## Given request
Leaving out every picture, quote the data below exactly as it appears.

## Data section
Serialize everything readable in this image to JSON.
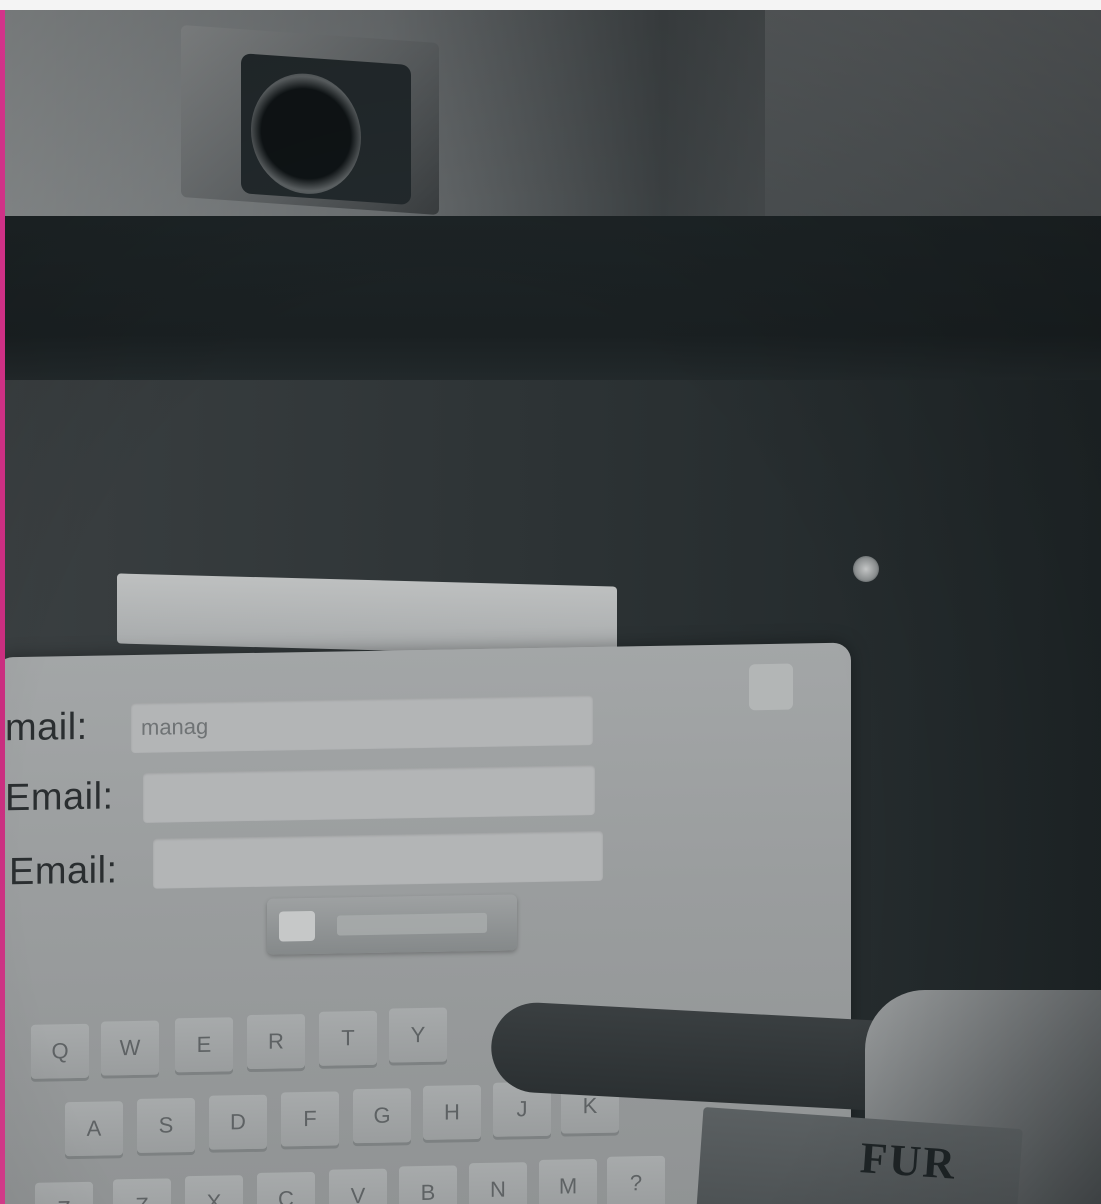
{
  "photo": {
    "form": {
      "fields": [
        {
          "label": "mail:",
          "value": "manag"
        },
        {
          "label": "Email:",
          "value": ""
        },
        {
          "label": "Email:",
          "value": ""
        }
      ]
    },
    "keyboard": {
      "row1": [
        "Q",
        "W",
        "E",
        "R",
        "T",
        "Y"
      ],
      "row2": [
        "A",
        "S",
        "D",
        "F",
        "G",
        "H",
        "J",
        "K"
      ],
      "row3": [
        "Z",
        "X",
        "C",
        "V",
        "B",
        "N",
        "M",
        "?"
      ]
    },
    "card_text": "FUR"
  }
}
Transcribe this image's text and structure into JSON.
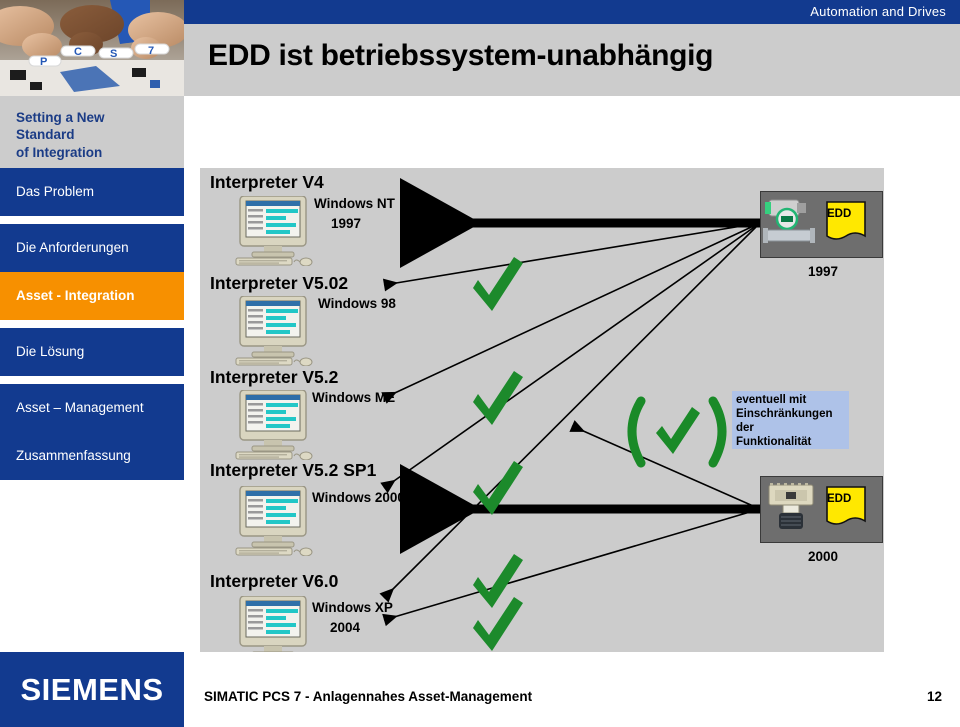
{
  "header": {
    "eyebrow": "Automation and Drives",
    "title": "EDD ist betriebssystem-unabhängig"
  },
  "sidebar": {
    "heading_lines": [
      "Setting a New",
      "Standard",
      "of Integration"
    ],
    "items": [
      {
        "label": "Das Problem",
        "state": "normal"
      },
      {
        "label": "Die Anforderungen",
        "state": "normal"
      },
      {
        "label": "Asset - Integration",
        "state": "active"
      },
      {
        "label": "Die Lösung",
        "state": "normal"
      },
      {
        "label": "Asset – Management",
        "state": "normal"
      },
      {
        "label": "Zusammenfassung",
        "state": "normal"
      }
    ]
  },
  "footer": {
    "text": "SIMATIC PCS 7  -  Anlagennahes Asset-Management",
    "page": "12",
    "logo": "SIEMENS"
  },
  "diagram": {
    "interpreters": [
      {
        "name": "Interpreter V4",
        "os": "Windows NT",
        "year": "1997"
      },
      {
        "name": "Interpreter V5.02",
        "os": "Windows 98",
        "year": ""
      },
      {
        "name": "Interpreter V5.2",
        "os": "Windows ME",
        "year": ""
      },
      {
        "name": "Interpreter V5.2 SP1",
        "os": "Windows 2000",
        "year": ""
      },
      {
        "name": "Interpreter V6.0",
        "os": "Windows XP",
        "year": "2004"
      }
    ],
    "edd_devices": [
      {
        "label": "EDD",
        "year": "1997",
        "device": "flow-transmitter"
      },
      {
        "label": "EDD",
        "year": "2000",
        "device": "valve-positioner"
      }
    ],
    "note_lines": [
      "eventuell mit",
      "Einschränkungen",
      "der",
      "Funktionalität"
    ],
    "checkmark_count": 5,
    "paren_check": "(✓)"
  },
  "colors": {
    "siemens_blue": "#123a8f",
    "accent_orange": "#f79000",
    "panel_grey": "#cccccc",
    "check_green": "#1c8a2b",
    "edd_yellow": "#ffe800",
    "note_blue": "#aec2e8"
  }
}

## Response to the task
Serialize everything readable in this image to JSON.
{
  "photo": {
    "form": {
      "fields": [
        {
          "label": "mail:",
          "value": "manag"
        },
        {
          "label": "Email:",
          "value": ""
        },
        {
          "label": "Email:",
          "value": ""
        }
      ]
    },
    "keyboard": {
      "row1": [
        "Q",
        "W",
        "E",
        "R",
        "T",
        "Y"
      ],
      "row2": [
        "A",
        "S",
        "D",
        "F",
        "G",
        "H",
        "J",
        "K"
      ],
      "row3": [
        "Z",
        "X",
        "C",
        "V",
        "B",
        "N",
        "M",
        "?"
      ]
    },
    "card_text": "FUR"
  }
}
Transcribe this image's text and structure into JSON.
{
  "header": {
    "eyebrow": "Automation and Drives",
    "title": "EDD ist betriebssystem-unabhängig"
  },
  "sidebar": {
    "heading_lines": [
      "Setting a New",
      "Standard",
      "of Integration"
    ],
    "items": [
      {
        "label": "Das Problem",
        "state": "normal"
      },
      {
        "label": "Die Anforderungen",
        "state": "normal"
      },
      {
        "label": "Asset - Integration",
        "state": "active"
      },
      {
        "label": "Die Lösung",
        "state": "normal"
      },
      {
        "label": "Asset – Management",
        "state": "normal"
      },
      {
        "label": "Zusammenfassung",
        "state": "normal"
      }
    ]
  },
  "footer": {
    "text": "SIMATIC PCS 7  -  Anlagennahes Asset-Management",
    "page": "12",
    "logo": "SIEMENS"
  },
  "diagram": {
    "interpreters": [
      {
        "name": "Interpreter V4",
        "os": "Windows NT",
        "year": "1997"
      },
      {
        "name": "Interpreter V5.02",
        "os": "Windows 98",
        "year": ""
      },
      {
        "name": "Interpreter V5.2",
        "os": "Windows ME",
        "year": ""
      },
      {
        "name": "Interpreter V5.2 SP1",
        "os": "Windows 2000",
        "year": ""
      },
      {
        "name": "Interpreter V6.0",
        "os": "Windows XP",
        "year": "2004"
      }
    ],
    "edd_devices": [
      {
        "label": "EDD",
        "year": "1997",
        "device": "flow-transmitter"
      },
      {
        "label": "EDD",
        "year": "2000",
        "device": "valve-positioner"
      }
    ],
    "note_lines": [
      "eventuell mit",
      "Einschränkungen",
      "der",
      "Funktionalität"
    ],
    "checkmark_count": 5,
    "paren_check": "(✓)"
  },
  "colors": {
    "siemens_blue": "#123a8f",
    "accent_orange": "#f79000",
    "panel_grey": "#cccccc",
    "check_green": "#1c8a2b",
    "edd_yellow": "#ffe800",
    "note_blue": "#aec2e8"
  }
}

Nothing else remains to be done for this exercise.